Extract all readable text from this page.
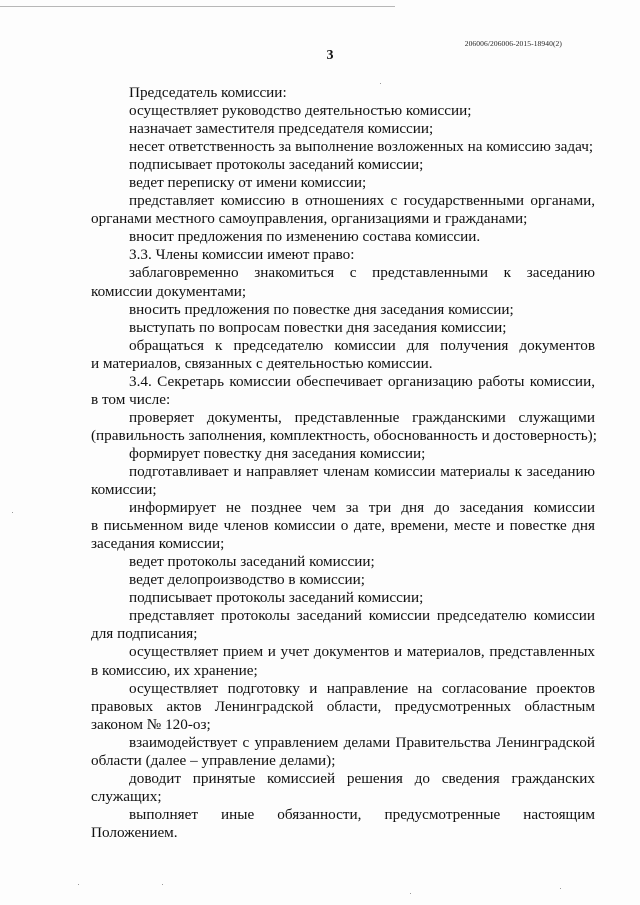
206006/206006-2015-18940(2)
3
Председатель комиссии:
осуществляет руководство деятельностью комиссии;
назначает заместителя председателя комиссии;
несет ответственность за выполнение возложенных на комиссию задач;
подписывает протоколы заседаний комиссии;
ведет переписку от имени комиссии;
представляет комиссию в отношениях с государственными органами,
органами местного самоуправления, организациями и гражданами;
вносит предложения по изменению состава комиссии.
3.3. Члены комиссии имеют право:
заблаговременно знакомиться с представленными к заседанию
комиссии документами;
вносить предложения по повестке дня заседания комиссии;
выступать по вопросам повестки дня заседания комиссии;
обращаться к председателю комиссии для получения документов
и материалов, связанных с деятельностью комиссии.
3.4. Секретарь комиссии обеспечивает организацию работы комиссии,
в том числе:
проверяет документы, представленные гражданскими служащими
(правильность заполнения, комплектность, обоснованность и достоверность);
формирует повестку дня заседания комиссии;
подготавливает и направляет членам комиссии материалы к заседанию
комиссии;
информирует не позднее чем за три дня до заседания комиссии
в письменном виде членов комиссии о дате, времени, месте и повестке дня
заседания комиссии;
ведет протоколы заседаний комиссии;
ведет делопроизводство в комиссии;
подписывает протоколы заседаний комиссии;
представляет протоколы заседаний комиссии председателю комиссии
для подписания;
осуществляет прием и учет документов и материалов, представленных
в комиссию, их хранение;
осуществляет подготовку и направление на согласование проектов
правовых актов Ленинградской области, предусмотренных областным
законом № 120-оз;
взаимодействует с управлением делами Правительства Ленинградской
области (далее – управление делами);
доводит принятые комиссией решения до сведения гражданских
служащих;
выполняет иные обязанности, предусмотренные настоящим
Положением.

# [EXERCISE DIRECTIONS]
Print every entry above again without changing a word, and omit the pictures.

# [SOLUTION]
Extract all readable text from this page.
206006/206006-2015-18940(2)
3
Председатель комиссии:
осуществляет руководство деятельностью комиссии;
назначает заместителя председателя комиссии;
несет ответственность за выполнение возложенных на комиссию задач;
подписывает протоколы заседаний комиссии;
ведет переписку от имени комиссии;
представляет комиссию в отношениях с государственными органами,
органами местного самоуправления, организациями и гражданами;
вносит предложения по изменению состава комиссии.
3.3. Члены комиссии имеют право:
заблаговременно знакомиться с представленными к заседанию
комиссии документами;
вносить предложения по повестке дня заседания комиссии;
выступать по вопросам повестки дня заседания комиссии;
обращаться к председателю комиссии для получения документов
и материалов, связанных с деятельностью комиссии.
3.4. Секретарь комиссии обеспечивает организацию работы комиссии,
в том числе:
проверяет документы, представленные гражданскими служащими
(правильность заполнения, комплектность, обоснованность и достоверность);
формирует повестку дня заседания комиссии;
подготавливает и направляет членам комиссии материалы к заседанию
комиссии;
информирует не позднее чем за три дня до заседания комиссии
в письменном виде членов комиссии о дате, времени, месте и повестке дня
заседания комиссии;
ведет протоколы заседаний комиссии;
ведет делопроизводство в комиссии;
подписывает протоколы заседаний комиссии;
представляет протоколы заседаний комиссии председателю комиссии
для подписания;
осуществляет прием и учет документов и материалов, представленных
в комиссию, их хранение;
осуществляет подготовку и направление на согласование проектов
правовых актов Ленинградской области, предусмотренных областным
законом № 120-оз;
взаимодействует с управлением делами Правительства Ленинградской
области (далее – управление делами);
доводит принятые комиссией решения до сведения гражданских
служащих;
выполняет иные обязанности, предусмотренные настоящим
Положением.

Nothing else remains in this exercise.